*THE TASK*
Pick out each line containing the string "this".

*STORED DATA*
===

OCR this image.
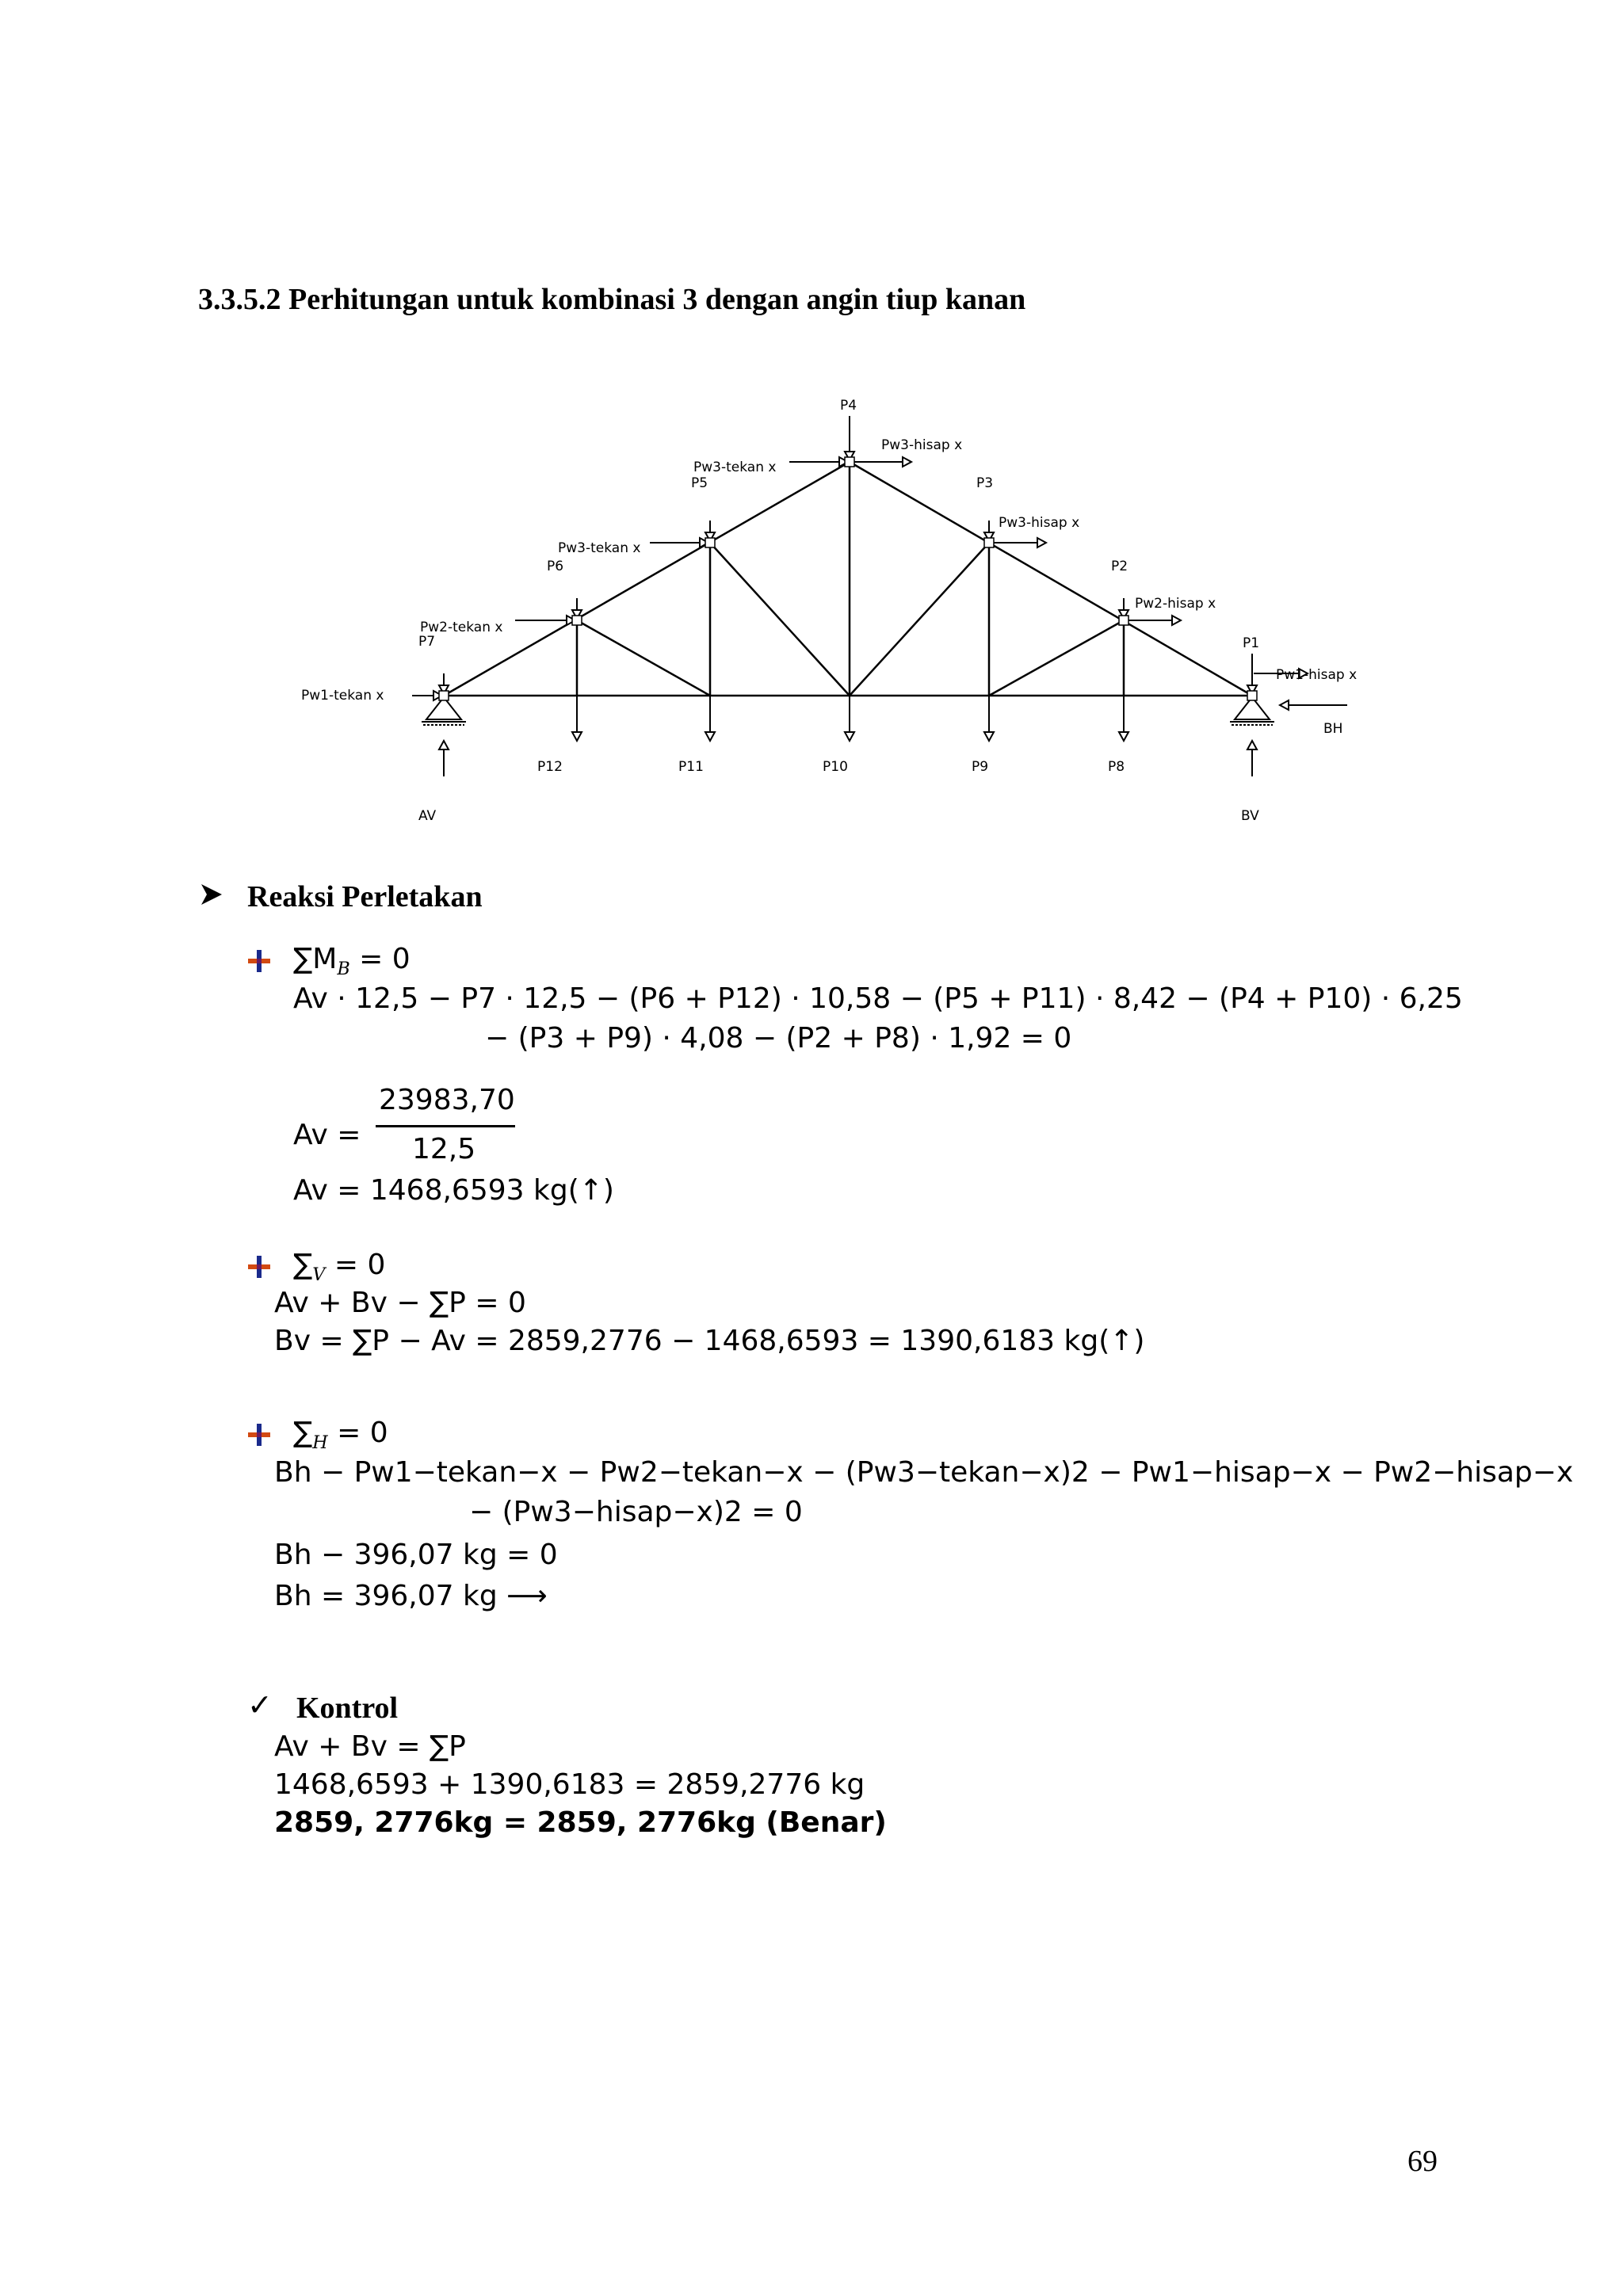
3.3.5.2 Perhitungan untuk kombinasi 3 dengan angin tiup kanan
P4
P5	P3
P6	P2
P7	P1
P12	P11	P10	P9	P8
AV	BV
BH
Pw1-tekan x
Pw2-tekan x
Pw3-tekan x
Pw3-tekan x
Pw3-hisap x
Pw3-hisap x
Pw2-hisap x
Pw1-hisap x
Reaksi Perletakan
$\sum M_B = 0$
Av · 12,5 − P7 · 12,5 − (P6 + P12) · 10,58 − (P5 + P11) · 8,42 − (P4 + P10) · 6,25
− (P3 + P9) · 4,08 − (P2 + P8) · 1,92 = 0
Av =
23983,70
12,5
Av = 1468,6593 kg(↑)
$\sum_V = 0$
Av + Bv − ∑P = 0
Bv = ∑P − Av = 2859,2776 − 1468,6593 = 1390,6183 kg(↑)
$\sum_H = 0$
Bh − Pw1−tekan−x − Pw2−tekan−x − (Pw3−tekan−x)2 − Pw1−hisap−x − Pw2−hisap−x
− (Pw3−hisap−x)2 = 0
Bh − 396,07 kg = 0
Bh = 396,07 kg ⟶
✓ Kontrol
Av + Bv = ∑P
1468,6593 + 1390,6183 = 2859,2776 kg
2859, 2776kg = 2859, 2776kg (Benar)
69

===

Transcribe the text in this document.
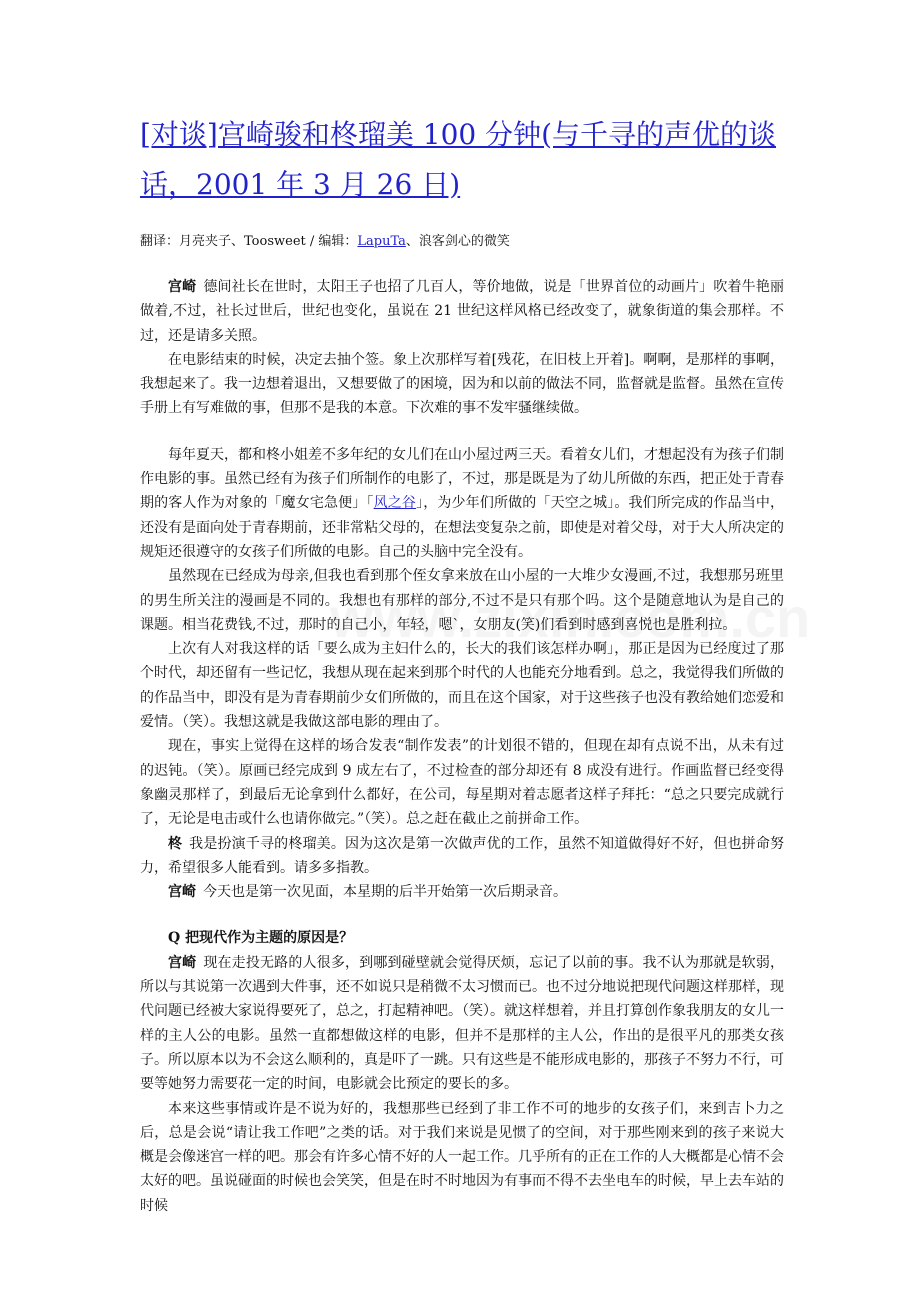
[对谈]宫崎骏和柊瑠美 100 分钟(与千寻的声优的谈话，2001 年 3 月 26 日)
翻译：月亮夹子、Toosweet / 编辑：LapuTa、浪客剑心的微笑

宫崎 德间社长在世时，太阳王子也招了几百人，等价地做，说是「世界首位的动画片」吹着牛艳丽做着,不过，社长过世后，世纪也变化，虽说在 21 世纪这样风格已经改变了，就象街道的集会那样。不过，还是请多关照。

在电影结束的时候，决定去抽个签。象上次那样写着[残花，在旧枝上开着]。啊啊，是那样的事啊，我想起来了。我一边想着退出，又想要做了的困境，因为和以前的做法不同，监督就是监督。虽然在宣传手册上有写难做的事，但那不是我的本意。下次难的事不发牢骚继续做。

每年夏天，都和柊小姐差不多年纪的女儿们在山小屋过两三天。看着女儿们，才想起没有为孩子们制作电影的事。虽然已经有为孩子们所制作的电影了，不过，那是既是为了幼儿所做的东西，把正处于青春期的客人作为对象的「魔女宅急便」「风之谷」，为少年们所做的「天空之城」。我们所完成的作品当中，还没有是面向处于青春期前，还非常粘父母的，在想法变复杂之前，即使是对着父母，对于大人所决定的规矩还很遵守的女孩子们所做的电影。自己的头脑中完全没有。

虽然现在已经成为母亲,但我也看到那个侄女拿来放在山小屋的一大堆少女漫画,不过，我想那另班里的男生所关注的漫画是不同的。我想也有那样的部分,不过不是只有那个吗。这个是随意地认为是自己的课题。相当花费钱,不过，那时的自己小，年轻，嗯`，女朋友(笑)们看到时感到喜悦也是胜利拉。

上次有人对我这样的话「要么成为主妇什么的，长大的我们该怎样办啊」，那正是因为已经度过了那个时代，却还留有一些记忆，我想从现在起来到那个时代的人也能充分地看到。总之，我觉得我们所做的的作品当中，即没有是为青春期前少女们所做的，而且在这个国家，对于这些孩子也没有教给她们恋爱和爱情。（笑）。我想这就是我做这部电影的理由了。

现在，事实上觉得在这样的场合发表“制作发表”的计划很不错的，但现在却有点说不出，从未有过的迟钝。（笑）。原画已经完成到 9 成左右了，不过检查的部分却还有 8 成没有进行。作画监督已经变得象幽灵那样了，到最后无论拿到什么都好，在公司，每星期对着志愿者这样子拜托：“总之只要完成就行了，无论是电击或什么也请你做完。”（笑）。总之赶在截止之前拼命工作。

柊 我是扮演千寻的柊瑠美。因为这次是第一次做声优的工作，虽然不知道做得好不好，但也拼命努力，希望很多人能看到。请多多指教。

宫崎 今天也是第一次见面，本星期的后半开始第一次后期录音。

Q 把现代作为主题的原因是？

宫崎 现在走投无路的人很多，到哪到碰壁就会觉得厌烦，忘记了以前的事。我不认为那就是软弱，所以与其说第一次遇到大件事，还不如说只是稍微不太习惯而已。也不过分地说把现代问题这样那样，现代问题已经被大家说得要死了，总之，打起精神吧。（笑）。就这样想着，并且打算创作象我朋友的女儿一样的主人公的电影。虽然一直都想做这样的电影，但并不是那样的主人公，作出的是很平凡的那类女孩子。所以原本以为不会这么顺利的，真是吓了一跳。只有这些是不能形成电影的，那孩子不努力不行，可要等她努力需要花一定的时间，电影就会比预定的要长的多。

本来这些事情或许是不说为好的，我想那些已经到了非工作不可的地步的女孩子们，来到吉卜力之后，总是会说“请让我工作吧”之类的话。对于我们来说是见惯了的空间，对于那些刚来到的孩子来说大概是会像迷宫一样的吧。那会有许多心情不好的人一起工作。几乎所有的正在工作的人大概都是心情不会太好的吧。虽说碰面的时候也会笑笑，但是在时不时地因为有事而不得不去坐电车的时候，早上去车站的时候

===

*ANSWER BELOW*
OCR this image.
Transcribe the text in this document.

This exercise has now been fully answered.